§ YOUR TASK
Transcribe all of the data exactly. Omit the pictures.

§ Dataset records
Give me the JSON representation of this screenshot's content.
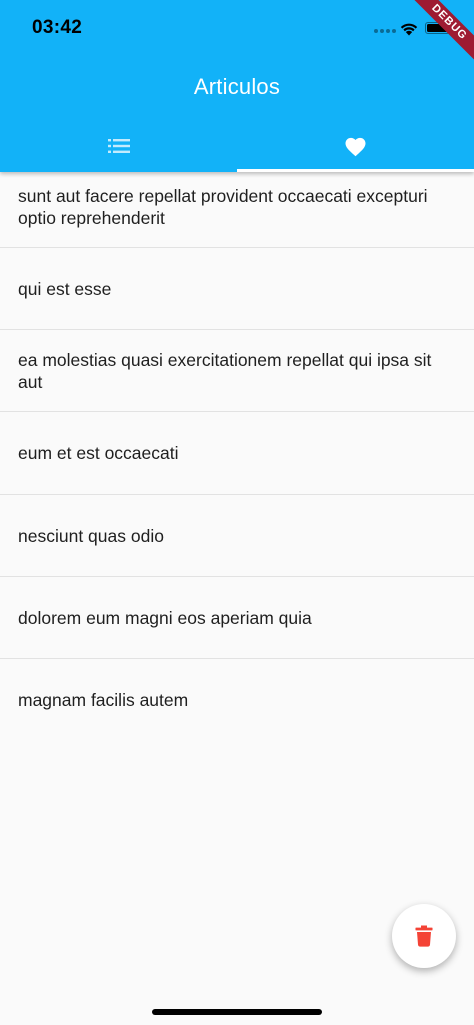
{
  "status_bar": {
    "time": "03:42",
    "debug_label": "DEBUG"
  },
  "app_bar": {
    "title": "Articulos"
  },
  "tabs": [
    {
      "icon": "list-icon",
      "active": false
    },
    {
      "icon": "heart-icon",
      "active": true
    }
  ],
  "colors": {
    "app_bar": "#12b2f8",
    "background": "#fafafa",
    "fab_icon": "#f44336",
    "debug_banner": "#9e1b32"
  },
  "articles": [
    {
      "title": "sunt aut facere repellat provident occaecati excepturi optio reprehenderit"
    },
    {
      "title": "qui est esse"
    },
    {
      "title": "ea molestias quasi exercitationem repellat qui ipsa sit aut"
    },
    {
      "title": "eum et est occaecati"
    },
    {
      "title": "nesciunt quas odio"
    },
    {
      "title": "dolorem eum magni eos aperiam quia"
    },
    {
      "title": "magnam facilis autem"
    }
  ],
  "fab": {
    "icon": "trash-icon"
  }
}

§ RESPONSE TO THIS EXERCISE
Give me the JSON representation of this screenshot's content.
{
  "status_bar": {
    "time": "03:42",
    "debug_label": "DEBUG"
  },
  "app_bar": {
    "title": "Articulos"
  },
  "tabs": [
    {
      "icon": "list-icon",
      "active": false
    },
    {
      "icon": "heart-icon",
      "active": true
    }
  ],
  "colors": {
    "app_bar": "#12b2f8",
    "background": "#fafafa",
    "fab_icon": "#f44336",
    "debug_banner": "#9e1b32"
  },
  "articles": [
    {
      "title": "sunt aut facere repellat provident occaecati excepturi optio reprehenderit"
    },
    {
      "title": "qui est esse"
    },
    {
      "title": "ea molestias quasi exercitationem repellat qui ipsa sit aut"
    },
    {
      "title": "eum et est occaecati"
    },
    {
      "title": "nesciunt quas odio"
    },
    {
      "title": "dolorem eum magni eos aperiam quia"
    },
    {
      "title": "magnam facilis autem"
    }
  ],
  "fab": {
    "icon": "trash-icon"
  }
}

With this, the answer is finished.